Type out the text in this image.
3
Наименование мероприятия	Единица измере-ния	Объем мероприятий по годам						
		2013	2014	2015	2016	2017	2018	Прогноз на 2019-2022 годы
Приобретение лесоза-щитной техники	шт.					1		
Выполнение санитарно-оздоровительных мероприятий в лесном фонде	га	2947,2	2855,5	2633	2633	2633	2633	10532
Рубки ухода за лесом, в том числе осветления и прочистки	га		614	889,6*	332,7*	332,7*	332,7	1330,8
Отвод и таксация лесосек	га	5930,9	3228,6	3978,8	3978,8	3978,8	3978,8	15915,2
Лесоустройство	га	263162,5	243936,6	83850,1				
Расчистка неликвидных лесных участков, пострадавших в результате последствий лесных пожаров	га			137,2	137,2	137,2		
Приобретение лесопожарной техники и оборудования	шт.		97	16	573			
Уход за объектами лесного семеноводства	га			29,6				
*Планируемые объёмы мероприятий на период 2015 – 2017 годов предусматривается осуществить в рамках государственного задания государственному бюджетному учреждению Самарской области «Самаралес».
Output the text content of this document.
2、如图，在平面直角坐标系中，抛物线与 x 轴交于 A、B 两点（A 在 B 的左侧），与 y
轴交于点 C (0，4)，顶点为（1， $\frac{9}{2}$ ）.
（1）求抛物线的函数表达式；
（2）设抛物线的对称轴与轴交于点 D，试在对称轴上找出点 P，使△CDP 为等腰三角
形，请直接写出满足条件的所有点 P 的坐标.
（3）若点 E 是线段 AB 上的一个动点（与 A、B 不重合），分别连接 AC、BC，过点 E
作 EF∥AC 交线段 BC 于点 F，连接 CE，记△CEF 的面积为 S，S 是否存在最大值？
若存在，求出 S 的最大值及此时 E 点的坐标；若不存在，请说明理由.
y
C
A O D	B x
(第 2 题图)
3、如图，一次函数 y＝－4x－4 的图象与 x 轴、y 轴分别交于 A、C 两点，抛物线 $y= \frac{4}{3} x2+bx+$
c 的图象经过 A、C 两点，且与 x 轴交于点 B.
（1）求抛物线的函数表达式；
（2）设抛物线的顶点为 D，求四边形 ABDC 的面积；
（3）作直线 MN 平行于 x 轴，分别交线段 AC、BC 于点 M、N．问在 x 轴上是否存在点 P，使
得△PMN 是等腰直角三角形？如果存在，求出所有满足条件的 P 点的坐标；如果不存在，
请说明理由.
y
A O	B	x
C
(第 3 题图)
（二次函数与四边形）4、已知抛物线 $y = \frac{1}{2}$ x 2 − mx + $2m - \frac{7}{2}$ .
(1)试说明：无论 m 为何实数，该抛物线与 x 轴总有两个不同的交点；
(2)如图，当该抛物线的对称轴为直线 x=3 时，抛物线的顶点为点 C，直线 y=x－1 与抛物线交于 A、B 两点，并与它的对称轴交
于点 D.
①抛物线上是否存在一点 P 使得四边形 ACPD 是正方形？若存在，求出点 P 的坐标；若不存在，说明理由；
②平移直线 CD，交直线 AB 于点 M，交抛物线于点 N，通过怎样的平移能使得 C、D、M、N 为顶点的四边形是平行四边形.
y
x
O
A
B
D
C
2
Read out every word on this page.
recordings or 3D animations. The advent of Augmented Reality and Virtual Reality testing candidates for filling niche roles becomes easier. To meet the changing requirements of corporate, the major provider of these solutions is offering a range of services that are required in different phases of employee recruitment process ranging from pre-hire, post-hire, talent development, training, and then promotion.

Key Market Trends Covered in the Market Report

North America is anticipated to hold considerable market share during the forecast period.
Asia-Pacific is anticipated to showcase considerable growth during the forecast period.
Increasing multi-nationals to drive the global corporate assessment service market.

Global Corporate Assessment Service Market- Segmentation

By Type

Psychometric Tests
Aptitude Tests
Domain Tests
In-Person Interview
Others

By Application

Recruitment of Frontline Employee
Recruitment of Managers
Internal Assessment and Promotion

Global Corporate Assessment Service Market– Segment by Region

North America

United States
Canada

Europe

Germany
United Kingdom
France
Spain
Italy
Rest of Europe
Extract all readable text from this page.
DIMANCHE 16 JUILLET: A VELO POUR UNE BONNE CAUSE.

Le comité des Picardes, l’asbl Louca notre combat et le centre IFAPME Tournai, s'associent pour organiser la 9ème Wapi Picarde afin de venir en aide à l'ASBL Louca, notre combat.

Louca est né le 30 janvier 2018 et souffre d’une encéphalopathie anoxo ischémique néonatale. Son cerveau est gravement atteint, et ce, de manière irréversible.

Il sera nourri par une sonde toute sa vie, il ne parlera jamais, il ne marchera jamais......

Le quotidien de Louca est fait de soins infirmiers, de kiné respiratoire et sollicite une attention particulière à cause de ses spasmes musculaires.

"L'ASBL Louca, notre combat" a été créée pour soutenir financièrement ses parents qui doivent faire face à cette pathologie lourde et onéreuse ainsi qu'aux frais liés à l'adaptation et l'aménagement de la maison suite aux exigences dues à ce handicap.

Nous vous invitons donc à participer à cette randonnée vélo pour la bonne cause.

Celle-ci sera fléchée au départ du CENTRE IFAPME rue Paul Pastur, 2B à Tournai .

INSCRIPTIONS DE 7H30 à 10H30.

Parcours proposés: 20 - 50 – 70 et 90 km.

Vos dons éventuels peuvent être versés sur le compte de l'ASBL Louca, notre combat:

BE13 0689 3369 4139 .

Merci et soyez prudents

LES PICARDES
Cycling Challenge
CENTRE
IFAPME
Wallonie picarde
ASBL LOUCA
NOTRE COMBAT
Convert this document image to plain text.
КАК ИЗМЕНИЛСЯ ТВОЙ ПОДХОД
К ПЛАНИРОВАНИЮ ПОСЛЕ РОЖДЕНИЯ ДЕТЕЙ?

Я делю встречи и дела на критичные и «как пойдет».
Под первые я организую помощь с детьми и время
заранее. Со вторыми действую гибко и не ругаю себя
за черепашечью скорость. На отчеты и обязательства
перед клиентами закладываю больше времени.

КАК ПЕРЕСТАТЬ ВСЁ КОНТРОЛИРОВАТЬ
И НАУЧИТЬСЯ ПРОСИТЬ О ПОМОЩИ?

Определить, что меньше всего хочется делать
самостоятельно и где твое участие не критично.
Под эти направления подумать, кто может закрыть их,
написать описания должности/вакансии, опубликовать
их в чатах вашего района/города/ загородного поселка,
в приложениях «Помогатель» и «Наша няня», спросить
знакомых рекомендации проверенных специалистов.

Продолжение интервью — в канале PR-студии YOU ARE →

════════════════

> Given instruction
Pull out all lines from the listing that contain the string "frac".

> Solution for this problem
轴交于点 C (0，4)，顶点为（1， $\frac{9}{2}$ ）.
3、如图，一次函数 y＝－4x－4 的图象与 x 轴、y 轴分别交于 A、C 两点，抛物线 $y= \frac{4}{3} x2+bx+$
（二次函数与四边形）4、已知抛物线 $y = \frac{1}{2}$ x 2 − mx + $2m - \frac{7}{2}$ .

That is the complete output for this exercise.